==== SUPPLIED MATERIAL ====

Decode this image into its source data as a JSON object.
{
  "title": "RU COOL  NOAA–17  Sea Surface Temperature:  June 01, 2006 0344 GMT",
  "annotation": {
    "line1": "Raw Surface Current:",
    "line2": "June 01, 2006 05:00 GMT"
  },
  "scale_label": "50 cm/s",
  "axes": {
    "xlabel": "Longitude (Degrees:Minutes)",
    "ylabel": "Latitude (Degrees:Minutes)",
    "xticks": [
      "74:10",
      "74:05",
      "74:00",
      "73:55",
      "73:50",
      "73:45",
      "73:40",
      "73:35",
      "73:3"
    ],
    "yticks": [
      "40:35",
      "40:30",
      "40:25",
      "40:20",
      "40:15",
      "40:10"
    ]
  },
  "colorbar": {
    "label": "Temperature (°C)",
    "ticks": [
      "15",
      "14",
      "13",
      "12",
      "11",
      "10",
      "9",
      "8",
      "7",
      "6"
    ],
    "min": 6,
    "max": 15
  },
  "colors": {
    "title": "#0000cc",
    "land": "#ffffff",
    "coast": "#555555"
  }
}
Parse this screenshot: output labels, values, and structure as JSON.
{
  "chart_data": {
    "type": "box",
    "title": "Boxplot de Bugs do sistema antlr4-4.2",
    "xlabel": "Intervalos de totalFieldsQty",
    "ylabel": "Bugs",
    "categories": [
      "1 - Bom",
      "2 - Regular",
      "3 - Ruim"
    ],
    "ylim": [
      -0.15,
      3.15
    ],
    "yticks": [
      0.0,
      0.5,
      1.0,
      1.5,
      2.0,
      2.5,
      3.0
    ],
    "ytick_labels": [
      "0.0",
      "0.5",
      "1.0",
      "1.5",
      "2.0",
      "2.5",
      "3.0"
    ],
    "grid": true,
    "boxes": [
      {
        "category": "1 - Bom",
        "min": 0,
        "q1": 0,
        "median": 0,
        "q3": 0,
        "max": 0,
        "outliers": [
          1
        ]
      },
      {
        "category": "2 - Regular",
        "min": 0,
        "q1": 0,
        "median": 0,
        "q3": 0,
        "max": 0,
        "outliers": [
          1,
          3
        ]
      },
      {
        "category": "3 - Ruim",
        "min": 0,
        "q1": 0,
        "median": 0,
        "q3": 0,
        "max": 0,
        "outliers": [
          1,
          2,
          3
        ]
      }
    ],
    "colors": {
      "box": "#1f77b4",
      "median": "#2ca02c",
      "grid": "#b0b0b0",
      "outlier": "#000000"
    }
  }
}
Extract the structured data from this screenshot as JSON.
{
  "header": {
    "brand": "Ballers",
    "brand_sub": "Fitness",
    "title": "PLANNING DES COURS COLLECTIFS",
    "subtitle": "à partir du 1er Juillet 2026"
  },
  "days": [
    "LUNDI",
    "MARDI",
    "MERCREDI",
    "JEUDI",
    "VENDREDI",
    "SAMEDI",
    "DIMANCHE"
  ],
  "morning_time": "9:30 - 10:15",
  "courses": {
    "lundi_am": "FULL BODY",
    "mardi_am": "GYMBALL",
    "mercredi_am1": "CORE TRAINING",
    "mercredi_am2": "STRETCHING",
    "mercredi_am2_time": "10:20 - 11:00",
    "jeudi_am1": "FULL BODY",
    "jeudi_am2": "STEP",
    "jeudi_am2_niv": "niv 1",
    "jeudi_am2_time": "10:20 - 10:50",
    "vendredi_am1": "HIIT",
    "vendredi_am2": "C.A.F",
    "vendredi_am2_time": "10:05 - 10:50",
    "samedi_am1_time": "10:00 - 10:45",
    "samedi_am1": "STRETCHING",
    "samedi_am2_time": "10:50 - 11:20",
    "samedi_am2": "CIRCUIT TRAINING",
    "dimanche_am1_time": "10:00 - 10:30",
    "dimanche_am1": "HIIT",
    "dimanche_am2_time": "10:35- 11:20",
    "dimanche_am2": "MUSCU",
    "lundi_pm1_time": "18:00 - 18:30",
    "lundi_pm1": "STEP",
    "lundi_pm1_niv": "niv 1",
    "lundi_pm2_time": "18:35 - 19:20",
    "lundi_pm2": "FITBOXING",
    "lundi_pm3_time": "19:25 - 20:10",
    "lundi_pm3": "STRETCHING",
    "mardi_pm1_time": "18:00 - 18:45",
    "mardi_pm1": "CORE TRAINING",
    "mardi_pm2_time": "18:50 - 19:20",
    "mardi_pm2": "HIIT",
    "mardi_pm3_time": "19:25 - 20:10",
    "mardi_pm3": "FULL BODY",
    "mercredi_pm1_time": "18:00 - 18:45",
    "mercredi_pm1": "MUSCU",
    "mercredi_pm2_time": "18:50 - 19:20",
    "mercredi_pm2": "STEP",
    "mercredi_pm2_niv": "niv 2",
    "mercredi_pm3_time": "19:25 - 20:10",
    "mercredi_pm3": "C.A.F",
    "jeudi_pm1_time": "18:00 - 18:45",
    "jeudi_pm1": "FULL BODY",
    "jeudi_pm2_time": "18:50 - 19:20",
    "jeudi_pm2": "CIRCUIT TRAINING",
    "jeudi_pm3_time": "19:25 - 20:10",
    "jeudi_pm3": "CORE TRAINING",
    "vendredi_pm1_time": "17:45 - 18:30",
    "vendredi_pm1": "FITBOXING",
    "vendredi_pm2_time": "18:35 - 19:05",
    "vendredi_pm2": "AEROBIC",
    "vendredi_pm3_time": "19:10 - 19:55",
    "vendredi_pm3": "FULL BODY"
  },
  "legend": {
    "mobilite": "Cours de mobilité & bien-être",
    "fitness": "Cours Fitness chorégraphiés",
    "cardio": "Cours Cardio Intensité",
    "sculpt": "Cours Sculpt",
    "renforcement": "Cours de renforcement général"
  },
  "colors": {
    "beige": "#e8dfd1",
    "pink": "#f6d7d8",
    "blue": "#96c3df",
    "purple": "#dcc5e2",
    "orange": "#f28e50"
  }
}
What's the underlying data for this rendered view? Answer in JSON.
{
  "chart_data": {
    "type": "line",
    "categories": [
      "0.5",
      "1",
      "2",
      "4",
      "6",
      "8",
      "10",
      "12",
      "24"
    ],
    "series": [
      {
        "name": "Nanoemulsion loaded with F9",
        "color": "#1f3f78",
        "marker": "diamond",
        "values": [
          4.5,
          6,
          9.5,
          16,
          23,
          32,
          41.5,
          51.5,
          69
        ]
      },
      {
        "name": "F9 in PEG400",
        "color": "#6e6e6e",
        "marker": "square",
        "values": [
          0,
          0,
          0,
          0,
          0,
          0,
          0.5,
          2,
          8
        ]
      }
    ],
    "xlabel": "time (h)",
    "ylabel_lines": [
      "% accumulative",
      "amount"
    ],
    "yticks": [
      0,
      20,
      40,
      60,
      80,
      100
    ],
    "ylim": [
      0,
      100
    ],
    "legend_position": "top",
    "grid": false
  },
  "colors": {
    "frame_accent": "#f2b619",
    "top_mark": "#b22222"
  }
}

====

__WHAT YOU WILL DO__. Each line that holds the word "category" is to be copied.

__THE RESPONSE__.
        "category": "1 - Bom",
        "category": "2 - Regular",
        "category": "3 - Ruim",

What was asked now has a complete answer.